Description of the task ::
Keep the images out and copy every entry below exactly.

────────────────────────────────────────

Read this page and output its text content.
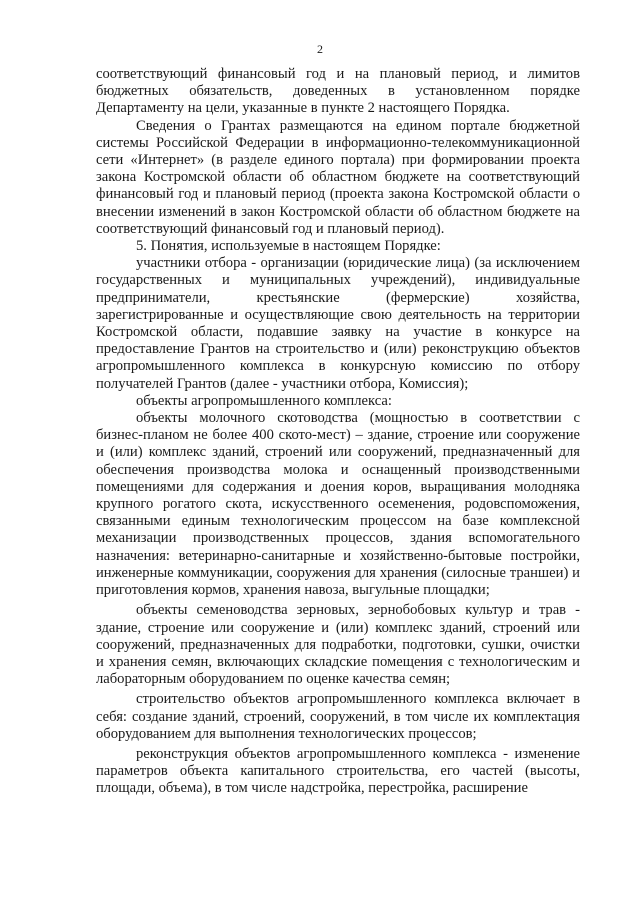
2

соответствующий финансовый год и на плановый период, и лимитов бюджетных обязательств, доведенных в установленном порядке Департаменту на цели, указанные в пункте 2 настоящего Порядка.

Сведения о Грантах размещаются на едином портале бюджетной системы Российской Федерации в информационно-телекоммуникационной сети «Интернет» (в разделе единого портала) при формировании проекта закона Костромской области об областном бюджете на соответствующий финансовый год и плановый период (проекта закона Костромской области о внесении изменений в закон Костромской области об областном бюджете на соответствующий финансовый год и плановый период).

5. Понятия, используемые в настоящем Порядке:

участники отбора - организации (юридические лица) (за исключением государственных и муниципальных учреждений), индивидуальные предприниматели, крестьянские (фермерские) хозяйства, зарегистрированные и осуществляющие свою деятельность на территории Костромской области, подавшие заявку на участие в конкурсе на предоставление Грантов на строительство и (или) реконструкцию объектов агропромышленного комплекса в конкурсную комиссию по отбору получателей Грантов (далее - участники отбора, Комиссия);

объекты агропромышленного комплекса:

объекты молочного скотоводства (мощностью в соответствии с бизнес-планом не более 400 ското-мест) – здание, строение или сооружение и (или) комплекс зданий, строений или сооружений, предназначенный для обеспечения производства молока и оснащенный производственными помещениями для содержания и доения коров, выращивания молодняка крупного рогатого скота, искусственного осеменения, родовспоможения, связанными единым технологическим процессом на базе комплексной механизации производственных процессов, здания вспомогательного назначения: ветеринарно-санитарные и хозяйственно-бытовые постройки, инженерные коммуникации, сооружения для хранения (силосные траншеи) и приготовления кормов, хранения навоза, выгульные площадки;

объекты семеноводства зерновых, зернобобовых культур и трав - здание, строение или сооружение и (или) комплекс зданий, строений или сооружений, предназначенных для подработки, подготовки, сушки, очистки и хранения семян, включающих складские помещения с технологическим и лабораторным оборудованием по оценке качества семян;

строительство объектов агропромышленного комплекса включает в себя: создание зданий, строений, сооружений, в том числе их комплектация оборудованием для выполнения технологических процессов;

реконструкция объектов агропромышленного комплекса - изменение параметров объекта капитального строительства, его частей (высоты, площади, объема), в том числе надстройка, перестройка, расширение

────────────────────────────────────────

Expected output ::
Read this page and output its text content.
2

соответствующий финансовый год и на плановый период, и лимитов бюджетных обязательств, доведенных в установленном порядке Департаменту на цели, указанные в пункте 2 настоящего Порядка.

Сведения о Грантах размещаются на едином портале бюджетной системы Российской Федерации в информационно-телекоммуникационной сети «Интернет» (в разделе единого портала) при формировании проекта закона Костромской области об областном бюджете на соответствующий финансовый год и плановый период (проекта закона Костромской области о внесении изменений в закон Костромской области об областном бюджете на соответствующий финансовый год и плановый период).

5. Понятия, используемые в настоящем Порядке:

участники отбора - организации (юридические лица) (за исключением государственных и муниципальных учреждений), индивидуальные предприниматели, крестьянские (фермерские) хозяйства, зарегистрированные и осуществляющие свою деятельность на территории Костромской области, подавшие заявку на участие в конкурсе на предоставление Грантов на строительство и (или) реконструкцию объектов агропромышленного комплекса в конкурсную комиссию по отбору получателей Грантов (далее - участники отбора, Комиссия);

объекты агропромышленного комплекса:

объекты молочного скотоводства (мощностью в соответствии с бизнес-планом не более 400 ското-мест) – здание, строение или сооружение и (или) комплекс зданий, строений или сооружений, предназначенный для обеспечения производства молока и оснащенный производственными помещениями для содержания и доения коров, выращивания молодняка крупного рогатого скота, искусственного осеменения, родовспоможения, связанными единым технологическим процессом на базе комплексной механизации производственных процессов, здания вспомогательного назначения: ветеринарно-санитарные и хозяйственно-бытовые постройки, инженерные коммуникации, сооружения для хранения (силосные траншеи) и приготовления кормов, хранения навоза, выгульные площадки;

объекты семеноводства зерновых, зернобобовых культур и трав - здание, строение или сооружение и (или) комплекс зданий, строений или сооружений, предназначенных для подработки, подготовки, сушки, очистки и хранения семян, включающих складские помещения с технологическим и лабораторным оборудованием по оценке качества семян;

строительство объектов агропромышленного комплекса включает в себя: создание зданий, строений, сооружений, в том числе их комплектация оборудованием для выполнения технологических процессов;

реконструкция объектов агропромышленного комплекса - изменение параметров объекта капитального строительства, его частей (высоты, площади, объема), в том числе надстройка, перестройка, расширение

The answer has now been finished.